• _Written instruction_
Scan the data. Collect each line that contains the word "settings".

[Stored entries]
++++
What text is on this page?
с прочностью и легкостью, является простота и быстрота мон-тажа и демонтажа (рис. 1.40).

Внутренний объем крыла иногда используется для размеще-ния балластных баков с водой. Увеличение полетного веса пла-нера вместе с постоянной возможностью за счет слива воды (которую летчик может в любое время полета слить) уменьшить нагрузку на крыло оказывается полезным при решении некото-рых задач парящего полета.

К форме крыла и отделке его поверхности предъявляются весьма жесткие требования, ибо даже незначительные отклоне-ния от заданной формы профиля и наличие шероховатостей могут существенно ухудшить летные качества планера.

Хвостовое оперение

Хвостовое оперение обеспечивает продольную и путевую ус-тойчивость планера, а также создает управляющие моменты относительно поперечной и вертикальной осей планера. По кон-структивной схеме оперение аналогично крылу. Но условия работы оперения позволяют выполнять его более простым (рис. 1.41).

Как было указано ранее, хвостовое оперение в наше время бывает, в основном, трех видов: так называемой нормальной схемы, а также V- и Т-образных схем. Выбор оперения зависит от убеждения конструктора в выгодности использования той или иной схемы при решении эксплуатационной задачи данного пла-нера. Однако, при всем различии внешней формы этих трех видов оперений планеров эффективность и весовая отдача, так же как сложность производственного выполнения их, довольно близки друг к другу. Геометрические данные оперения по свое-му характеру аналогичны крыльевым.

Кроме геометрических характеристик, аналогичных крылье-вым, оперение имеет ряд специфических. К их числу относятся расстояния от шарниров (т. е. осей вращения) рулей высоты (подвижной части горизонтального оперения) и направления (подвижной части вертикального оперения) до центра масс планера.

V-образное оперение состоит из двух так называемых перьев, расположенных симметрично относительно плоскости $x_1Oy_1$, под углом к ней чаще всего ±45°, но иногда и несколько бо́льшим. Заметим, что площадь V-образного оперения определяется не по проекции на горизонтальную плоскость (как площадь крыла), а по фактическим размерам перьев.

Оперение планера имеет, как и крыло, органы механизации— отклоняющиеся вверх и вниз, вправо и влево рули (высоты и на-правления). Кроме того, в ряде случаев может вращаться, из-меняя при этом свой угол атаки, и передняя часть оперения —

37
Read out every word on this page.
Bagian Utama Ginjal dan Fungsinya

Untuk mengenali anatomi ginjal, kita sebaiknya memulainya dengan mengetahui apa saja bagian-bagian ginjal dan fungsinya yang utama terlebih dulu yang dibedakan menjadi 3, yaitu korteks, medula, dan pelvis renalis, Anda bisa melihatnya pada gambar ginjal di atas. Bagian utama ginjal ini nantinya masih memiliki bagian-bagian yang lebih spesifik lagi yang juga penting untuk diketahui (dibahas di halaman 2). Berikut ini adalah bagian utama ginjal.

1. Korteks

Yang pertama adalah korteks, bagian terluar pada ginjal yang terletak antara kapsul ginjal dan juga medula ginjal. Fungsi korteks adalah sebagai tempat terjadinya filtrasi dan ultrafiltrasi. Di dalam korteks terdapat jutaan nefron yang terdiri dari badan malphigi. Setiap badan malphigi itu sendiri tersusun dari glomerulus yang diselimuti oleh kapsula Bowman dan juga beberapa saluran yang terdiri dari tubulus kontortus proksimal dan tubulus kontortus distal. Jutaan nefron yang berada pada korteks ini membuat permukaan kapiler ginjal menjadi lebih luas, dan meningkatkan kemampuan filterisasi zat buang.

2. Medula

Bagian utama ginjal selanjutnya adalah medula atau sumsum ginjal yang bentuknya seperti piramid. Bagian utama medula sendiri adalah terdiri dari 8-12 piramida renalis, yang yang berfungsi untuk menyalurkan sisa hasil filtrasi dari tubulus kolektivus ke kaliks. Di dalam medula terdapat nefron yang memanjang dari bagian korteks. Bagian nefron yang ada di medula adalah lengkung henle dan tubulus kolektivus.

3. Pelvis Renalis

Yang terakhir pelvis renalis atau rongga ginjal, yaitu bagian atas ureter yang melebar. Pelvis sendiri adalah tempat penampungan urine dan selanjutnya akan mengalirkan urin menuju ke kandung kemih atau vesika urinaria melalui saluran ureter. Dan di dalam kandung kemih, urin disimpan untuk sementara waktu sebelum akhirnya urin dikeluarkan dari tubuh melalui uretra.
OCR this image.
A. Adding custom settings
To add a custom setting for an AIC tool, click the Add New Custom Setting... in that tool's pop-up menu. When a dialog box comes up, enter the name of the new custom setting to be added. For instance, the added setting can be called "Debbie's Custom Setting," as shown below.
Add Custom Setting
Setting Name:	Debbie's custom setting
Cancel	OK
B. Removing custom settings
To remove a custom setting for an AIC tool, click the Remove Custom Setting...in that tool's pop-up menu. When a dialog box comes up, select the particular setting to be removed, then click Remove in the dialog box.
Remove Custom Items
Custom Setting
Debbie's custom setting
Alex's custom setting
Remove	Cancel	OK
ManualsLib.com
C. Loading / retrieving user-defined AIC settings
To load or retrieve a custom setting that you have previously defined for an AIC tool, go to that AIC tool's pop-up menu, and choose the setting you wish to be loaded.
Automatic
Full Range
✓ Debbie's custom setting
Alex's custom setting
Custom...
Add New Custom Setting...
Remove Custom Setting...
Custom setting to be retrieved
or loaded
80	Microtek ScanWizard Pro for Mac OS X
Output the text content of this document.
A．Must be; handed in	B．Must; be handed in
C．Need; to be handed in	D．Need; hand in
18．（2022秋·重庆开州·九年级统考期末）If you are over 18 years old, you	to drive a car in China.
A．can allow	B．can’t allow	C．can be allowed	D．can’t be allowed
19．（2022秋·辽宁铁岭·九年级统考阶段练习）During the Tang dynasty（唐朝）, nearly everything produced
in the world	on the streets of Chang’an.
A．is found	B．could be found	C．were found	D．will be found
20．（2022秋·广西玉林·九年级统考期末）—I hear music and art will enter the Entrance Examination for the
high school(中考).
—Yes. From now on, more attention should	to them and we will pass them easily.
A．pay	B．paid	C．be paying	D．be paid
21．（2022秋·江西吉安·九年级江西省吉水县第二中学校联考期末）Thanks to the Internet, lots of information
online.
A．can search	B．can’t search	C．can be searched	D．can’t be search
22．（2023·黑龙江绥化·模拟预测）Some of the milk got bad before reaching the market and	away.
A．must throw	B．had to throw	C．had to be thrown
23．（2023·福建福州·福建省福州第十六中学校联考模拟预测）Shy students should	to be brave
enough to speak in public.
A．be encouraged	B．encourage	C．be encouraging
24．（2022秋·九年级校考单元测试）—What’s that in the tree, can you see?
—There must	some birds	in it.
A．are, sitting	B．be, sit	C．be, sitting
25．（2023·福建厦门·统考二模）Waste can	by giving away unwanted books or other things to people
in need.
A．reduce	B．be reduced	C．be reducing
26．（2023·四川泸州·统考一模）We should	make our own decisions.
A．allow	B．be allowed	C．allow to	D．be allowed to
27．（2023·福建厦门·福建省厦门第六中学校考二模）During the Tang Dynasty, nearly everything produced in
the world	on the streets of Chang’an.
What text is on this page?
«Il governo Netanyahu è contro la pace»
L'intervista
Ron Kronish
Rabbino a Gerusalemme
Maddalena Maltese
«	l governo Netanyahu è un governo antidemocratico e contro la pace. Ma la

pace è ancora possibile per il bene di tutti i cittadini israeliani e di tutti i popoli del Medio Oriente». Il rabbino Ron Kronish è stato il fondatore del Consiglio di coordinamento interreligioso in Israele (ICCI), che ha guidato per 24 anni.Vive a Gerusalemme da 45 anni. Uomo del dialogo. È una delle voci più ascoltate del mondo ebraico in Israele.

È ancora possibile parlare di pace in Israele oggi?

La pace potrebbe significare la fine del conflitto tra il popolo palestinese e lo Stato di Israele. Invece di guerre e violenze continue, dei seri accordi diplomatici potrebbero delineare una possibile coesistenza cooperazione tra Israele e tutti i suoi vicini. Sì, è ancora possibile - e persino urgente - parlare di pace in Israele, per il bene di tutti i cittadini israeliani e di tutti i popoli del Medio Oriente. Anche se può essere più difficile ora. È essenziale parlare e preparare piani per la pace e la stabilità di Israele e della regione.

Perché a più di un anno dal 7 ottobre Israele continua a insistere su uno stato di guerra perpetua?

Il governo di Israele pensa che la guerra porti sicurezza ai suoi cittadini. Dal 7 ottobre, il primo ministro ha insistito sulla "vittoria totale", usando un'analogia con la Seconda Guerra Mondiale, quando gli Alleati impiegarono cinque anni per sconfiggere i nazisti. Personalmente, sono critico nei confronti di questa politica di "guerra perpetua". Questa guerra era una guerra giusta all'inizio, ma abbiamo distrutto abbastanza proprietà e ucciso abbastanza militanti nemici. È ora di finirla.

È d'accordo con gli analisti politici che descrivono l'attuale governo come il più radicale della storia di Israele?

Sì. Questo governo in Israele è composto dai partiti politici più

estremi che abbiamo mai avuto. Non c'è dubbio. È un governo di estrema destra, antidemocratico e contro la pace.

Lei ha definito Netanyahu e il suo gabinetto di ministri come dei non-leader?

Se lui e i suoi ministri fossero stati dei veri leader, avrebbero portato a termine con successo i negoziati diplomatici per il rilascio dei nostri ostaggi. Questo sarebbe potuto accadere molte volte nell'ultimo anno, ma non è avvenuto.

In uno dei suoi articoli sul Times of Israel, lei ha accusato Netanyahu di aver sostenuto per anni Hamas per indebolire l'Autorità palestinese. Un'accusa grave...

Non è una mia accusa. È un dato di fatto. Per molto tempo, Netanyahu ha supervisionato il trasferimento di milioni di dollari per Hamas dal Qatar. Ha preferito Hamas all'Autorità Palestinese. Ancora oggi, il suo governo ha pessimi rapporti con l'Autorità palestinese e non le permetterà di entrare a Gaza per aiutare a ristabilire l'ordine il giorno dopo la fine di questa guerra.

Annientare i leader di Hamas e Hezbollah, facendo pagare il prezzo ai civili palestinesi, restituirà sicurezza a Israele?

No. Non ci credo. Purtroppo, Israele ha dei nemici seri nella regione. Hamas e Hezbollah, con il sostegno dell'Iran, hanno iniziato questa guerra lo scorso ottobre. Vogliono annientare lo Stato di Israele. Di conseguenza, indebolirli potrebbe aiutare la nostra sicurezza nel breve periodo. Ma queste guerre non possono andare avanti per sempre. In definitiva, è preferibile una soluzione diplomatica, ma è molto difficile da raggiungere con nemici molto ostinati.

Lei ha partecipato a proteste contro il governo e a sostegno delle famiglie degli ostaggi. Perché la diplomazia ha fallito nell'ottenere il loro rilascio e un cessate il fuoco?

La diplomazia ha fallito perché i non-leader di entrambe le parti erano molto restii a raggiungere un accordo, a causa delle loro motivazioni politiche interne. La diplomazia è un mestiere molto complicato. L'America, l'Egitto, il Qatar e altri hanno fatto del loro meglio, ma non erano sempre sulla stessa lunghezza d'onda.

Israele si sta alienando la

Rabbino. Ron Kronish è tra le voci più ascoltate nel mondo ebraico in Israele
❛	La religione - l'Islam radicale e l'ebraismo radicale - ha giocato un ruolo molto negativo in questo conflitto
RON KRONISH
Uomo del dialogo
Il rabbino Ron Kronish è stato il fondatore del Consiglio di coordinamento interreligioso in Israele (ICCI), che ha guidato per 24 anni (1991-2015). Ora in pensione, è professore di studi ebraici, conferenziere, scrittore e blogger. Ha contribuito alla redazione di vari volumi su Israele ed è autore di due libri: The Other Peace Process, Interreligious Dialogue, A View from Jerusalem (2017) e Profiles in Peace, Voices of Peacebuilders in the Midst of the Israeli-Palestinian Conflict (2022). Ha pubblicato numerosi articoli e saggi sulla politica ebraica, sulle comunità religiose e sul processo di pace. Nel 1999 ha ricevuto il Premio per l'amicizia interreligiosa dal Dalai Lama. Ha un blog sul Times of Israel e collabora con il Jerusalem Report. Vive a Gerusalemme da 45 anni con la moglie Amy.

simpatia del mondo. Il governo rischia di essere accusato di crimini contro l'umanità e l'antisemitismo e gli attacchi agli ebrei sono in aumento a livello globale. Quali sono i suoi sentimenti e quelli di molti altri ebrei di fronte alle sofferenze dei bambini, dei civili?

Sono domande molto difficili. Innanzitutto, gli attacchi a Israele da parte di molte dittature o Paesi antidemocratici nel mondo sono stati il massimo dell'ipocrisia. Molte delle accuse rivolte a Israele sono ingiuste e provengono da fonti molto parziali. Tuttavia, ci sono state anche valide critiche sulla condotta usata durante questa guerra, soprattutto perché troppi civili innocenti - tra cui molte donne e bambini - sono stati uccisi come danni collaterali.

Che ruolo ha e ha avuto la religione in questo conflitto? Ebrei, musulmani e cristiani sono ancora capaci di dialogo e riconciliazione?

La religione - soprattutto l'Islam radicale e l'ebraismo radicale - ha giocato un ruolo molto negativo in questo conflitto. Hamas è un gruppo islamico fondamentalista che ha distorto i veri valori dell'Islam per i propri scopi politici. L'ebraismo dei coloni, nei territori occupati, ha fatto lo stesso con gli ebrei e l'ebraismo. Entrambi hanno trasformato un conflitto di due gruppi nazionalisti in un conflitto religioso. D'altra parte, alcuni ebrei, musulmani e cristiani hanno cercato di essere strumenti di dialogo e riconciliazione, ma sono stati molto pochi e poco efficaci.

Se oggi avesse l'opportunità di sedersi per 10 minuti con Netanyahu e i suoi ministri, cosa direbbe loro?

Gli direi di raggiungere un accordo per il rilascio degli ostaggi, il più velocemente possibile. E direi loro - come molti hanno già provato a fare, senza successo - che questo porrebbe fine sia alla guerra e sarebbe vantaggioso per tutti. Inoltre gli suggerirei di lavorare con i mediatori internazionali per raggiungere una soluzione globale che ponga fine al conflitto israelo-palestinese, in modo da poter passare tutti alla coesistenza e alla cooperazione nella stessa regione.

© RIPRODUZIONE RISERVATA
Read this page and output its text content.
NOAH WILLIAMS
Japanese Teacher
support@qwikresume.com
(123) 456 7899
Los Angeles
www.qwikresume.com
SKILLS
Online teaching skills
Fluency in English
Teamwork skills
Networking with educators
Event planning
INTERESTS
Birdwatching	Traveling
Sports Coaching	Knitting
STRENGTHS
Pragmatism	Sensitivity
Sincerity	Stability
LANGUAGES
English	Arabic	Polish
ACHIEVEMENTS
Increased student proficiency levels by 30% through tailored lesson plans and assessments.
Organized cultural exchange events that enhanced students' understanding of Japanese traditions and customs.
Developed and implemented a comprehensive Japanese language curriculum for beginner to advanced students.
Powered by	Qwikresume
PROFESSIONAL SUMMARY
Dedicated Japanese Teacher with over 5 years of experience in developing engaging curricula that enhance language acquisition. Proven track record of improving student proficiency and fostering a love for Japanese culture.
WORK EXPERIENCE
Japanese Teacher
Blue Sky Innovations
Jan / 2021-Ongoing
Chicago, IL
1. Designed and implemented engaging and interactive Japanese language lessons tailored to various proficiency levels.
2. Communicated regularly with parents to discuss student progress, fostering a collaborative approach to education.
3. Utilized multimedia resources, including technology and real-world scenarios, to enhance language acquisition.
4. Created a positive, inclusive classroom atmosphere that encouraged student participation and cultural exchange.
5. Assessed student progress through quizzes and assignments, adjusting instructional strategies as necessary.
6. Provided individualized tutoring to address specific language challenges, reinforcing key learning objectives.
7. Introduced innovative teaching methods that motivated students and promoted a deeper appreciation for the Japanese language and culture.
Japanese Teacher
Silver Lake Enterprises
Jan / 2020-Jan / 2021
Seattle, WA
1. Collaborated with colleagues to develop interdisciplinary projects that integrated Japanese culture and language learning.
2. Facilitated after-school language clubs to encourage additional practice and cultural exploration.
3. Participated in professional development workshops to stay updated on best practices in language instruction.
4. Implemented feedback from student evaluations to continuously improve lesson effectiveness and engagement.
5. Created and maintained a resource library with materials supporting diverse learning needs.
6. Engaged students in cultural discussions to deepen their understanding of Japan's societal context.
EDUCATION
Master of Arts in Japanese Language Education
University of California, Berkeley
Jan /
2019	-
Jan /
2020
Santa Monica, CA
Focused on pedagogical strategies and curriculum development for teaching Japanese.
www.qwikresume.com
++++
• _Reply to the exercise_
A. Adding custom settings
B. Removing custom settings
C. Loading / retrieving user-defined AIC settings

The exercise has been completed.